Saved entries:
□ □ □

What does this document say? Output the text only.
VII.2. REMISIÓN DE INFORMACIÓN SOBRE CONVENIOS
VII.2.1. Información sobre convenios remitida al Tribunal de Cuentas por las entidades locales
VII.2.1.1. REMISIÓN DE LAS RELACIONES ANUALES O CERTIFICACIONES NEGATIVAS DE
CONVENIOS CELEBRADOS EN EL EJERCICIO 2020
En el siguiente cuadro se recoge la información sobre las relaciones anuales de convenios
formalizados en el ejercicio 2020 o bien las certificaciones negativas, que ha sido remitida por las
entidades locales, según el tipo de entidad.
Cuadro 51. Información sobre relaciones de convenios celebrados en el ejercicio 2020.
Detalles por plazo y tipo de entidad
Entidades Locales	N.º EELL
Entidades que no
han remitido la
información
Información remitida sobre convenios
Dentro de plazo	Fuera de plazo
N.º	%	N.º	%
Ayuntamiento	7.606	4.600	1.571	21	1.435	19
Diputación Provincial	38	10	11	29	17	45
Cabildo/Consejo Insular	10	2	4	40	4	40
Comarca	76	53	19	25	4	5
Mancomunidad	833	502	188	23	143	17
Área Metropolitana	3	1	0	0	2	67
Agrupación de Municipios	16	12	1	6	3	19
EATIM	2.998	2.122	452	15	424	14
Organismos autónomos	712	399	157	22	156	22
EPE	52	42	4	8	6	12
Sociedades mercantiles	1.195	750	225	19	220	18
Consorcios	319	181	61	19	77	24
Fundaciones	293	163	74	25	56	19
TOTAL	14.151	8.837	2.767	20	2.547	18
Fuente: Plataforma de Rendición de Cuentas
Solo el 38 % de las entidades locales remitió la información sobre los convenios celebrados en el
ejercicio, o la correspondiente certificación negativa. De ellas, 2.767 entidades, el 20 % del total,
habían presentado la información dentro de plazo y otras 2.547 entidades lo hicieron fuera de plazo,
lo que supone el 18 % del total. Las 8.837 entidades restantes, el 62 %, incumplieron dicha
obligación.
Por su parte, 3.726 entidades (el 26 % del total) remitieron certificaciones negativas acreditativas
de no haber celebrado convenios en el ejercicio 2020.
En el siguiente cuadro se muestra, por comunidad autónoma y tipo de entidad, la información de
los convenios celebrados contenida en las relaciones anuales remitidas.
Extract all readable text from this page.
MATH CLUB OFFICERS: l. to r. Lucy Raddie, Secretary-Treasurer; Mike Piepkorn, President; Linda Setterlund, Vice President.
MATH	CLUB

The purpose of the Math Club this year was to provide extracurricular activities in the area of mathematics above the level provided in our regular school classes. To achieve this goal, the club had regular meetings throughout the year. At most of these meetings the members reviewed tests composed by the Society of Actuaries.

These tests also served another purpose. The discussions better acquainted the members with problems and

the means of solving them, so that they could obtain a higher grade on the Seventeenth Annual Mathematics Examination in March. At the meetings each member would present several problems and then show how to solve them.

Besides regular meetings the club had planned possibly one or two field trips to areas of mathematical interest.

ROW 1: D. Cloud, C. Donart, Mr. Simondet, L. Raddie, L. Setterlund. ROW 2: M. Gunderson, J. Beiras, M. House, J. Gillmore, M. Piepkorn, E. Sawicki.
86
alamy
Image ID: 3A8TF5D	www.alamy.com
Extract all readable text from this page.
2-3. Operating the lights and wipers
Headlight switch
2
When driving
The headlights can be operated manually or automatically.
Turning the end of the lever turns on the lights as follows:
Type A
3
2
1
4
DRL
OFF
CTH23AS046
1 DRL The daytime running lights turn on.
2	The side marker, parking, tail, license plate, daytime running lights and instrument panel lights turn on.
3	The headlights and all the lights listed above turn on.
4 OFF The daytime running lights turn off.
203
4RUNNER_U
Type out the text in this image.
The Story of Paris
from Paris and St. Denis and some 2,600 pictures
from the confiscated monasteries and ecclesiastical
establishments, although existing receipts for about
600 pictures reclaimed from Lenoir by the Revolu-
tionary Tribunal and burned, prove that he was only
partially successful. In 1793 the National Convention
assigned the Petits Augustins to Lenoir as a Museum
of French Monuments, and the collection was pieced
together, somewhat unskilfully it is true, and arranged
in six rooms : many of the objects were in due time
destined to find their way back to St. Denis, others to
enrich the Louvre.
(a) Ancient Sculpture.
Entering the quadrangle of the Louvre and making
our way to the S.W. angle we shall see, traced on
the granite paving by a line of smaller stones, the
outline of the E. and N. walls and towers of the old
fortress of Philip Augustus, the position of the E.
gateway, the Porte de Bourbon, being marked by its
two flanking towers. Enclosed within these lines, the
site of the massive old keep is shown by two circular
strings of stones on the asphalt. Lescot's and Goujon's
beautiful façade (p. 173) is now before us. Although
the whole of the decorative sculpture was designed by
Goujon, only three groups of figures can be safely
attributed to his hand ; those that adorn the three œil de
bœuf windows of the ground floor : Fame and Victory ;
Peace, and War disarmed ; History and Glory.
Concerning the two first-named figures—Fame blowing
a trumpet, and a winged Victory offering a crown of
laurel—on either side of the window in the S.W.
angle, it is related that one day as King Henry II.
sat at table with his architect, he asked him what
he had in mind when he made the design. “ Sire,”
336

□ □ □

Problem requirements: Write the whole listing out again. Keep every line exactly as it is.

The answer:
What does this document say? Output the text only.
VII.2. REMISIÓN DE INFORMACIÓN SOBRE CONVENIOS
VII.2.1. Información sobre convenios remitida al Tribunal de Cuentas por las entidades locales
VII.2.1.1. REMISIÓN DE LAS RELACIONES ANUALES O CERTIFICACIONES NEGATIVAS DE
CONVENIOS CELEBRADOS EN EL EJERCICIO 2020
En el siguiente cuadro se recoge la información sobre las relaciones anuales de convenios
formalizados en el ejercicio 2020 o bien las certificaciones negativas, que ha sido remitida por las
entidades locales, según el tipo de entidad.
Cuadro 51. Información sobre relaciones de convenios celebrados en el ejercicio 2020.
Detalles por plazo y tipo de entidad
Entidades Locales	N.º EELL
Entidades que no
han remitido la
información
Información remitida sobre convenios
Dentro de plazo	Fuera de plazo
N.º	%	N.º	%
Ayuntamiento	7.606	4.600	1.571	21	1.435	19
Diputación Provincial	38	10	11	29	17	45
Cabildo/Consejo Insular	10	2	4	40	4	40
Comarca	76	53	19	25	4	5
Mancomunidad	833	502	188	23	143	17
Área Metropolitana	3	1	0	0	2	67
Agrupación de Municipios	16	12	1	6	3	19
EATIM	2.998	2.122	452	15	424	14
Organismos autónomos	712	399	157	22	156	22
EPE	52	42	4	8	6	12
Sociedades mercantiles	1.195	750	225	19	220	18
Consorcios	319	181	61	19	77	24
Fundaciones	293	163	74	25	56	19
TOTAL	14.151	8.837	2.767	20	2.547	18
Fuente: Plataforma de Rendición de Cuentas
Solo el 38 % de las entidades locales remitió la información sobre los convenios celebrados en el
ejercicio, o la correspondiente certificación negativa. De ellas, 2.767 entidades, el 20 % del total,
habían presentado la información dentro de plazo y otras 2.547 entidades lo hicieron fuera de plazo,
lo que supone el 18 % del total. Las 8.837 entidades restantes, el 62 %, incumplieron dicha
obligación.
Por su parte, 3.726 entidades (el 26 % del total) remitieron certificaciones negativas acreditativas
de no haber celebrado convenios en el ejercicio 2020.
En el siguiente cuadro se muestra, por comunidad autónoma y tipo de entidad, la información de
los convenios celebrados contenida en las relaciones anuales remitidas.
Extract all readable text from this page.
MATH CLUB OFFICERS: l. to r. Lucy Raddie, Secretary-Treasurer; Mike Piepkorn, President; Linda Setterlund, Vice President.
MATH	CLUB

The purpose of the Math Club this year was to provide extracurricular activities in the area of mathematics above the level provided in our regular school classes. To achieve this goal, the club had regular meetings throughout the year. At most of these meetings the members reviewed tests composed by the Society of Actuaries.

These tests also served another purpose. The discussions better acquainted the members with problems and

the means of solving them, so that they could obtain a higher grade on the Seventeenth Annual Mathematics Examination in March. At the meetings each member would present several problems and then show how to solve them.

Besides regular meetings the club had planned possibly one or two field trips to areas of mathematical interest.

ROW 1: D. Cloud, C. Donart, Mr. Simondet, L. Raddie, L. Setterlund. ROW 2: M. Gunderson, J. Beiras, M. House, J. Gillmore, M. Piepkorn, E. Sawicki.
86
alamy
Image ID: 3A8TF5D	www.alamy.com
Extract all readable text from this page.
2-3. Operating the lights and wipers
Headlight switch
2
When driving
The headlights can be operated manually or automatically.
Turning the end of the lever turns on the lights as follows:
Type A
3
2
1
4
DRL
OFF
CTH23AS046
1 DRL The daytime running lights turn on.
2	The side marker, parking, tail, license plate, daytime running lights and instrument panel lights turn on.
3	The headlights and all the lights listed above turn on.
4 OFF The daytime running lights turn off.
203
4RUNNER_U
Type out the text in this image.
The Story of Paris
from Paris and St. Denis and some 2,600 pictures
from the confiscated monasteries and ecclesiastical
establishments, although existing receipts for about
600 pictures reclaimed from Lenoir by the Revolu-
tionary Tribunal and burned, prove that he was only
partially successful. In 1793 the National Convention
assigned the Petits Augustins to Lenoir as a Museum
of French Monuments, and the collection was pieced
together, somewhat unskilfully it is true, and arranged
in six rooms : many of the objects were in due time
destined to find their way back to St. Denis, others to
enrich the Louvre.
(a) Ancient Sculpture.
Entering the quadrangle of the Louvre and making
our way to the S.W. angle we shall see, traced on
the granite paving by a line of smaller stones, the
outline of the E. and N. walls and towers of the old
fortress of Philip Augustus, the position of the E.
gateway, the Porte de Bourbon, being marked by its
two flanking towers. Enclosed within these lines, the
site of the massive old keep is shown by two circular
strings of stones on the asphalt. Lescot's and Goujon's
beautiful façade (p. 173) is now before us. Although
the whole of the decorative sculpture was designed by
Goujon, only three groups of figures can be safely
attributed to his hand ; those that adorn the three œil de
bœuf windows of the ground floor : Fame and Victory ;
Peace, and War disarmed ; History and Glory.
Concerning the two first-named figures—Fame blowing
a trumpet, and a winged Victory offering a crown of
laurel—on either side of the window in the S.W.
angle, it is related that one day as King Henry II.
sat at table with his architect, he asked him what
he had in mind when he made the design. “ Sire,”
336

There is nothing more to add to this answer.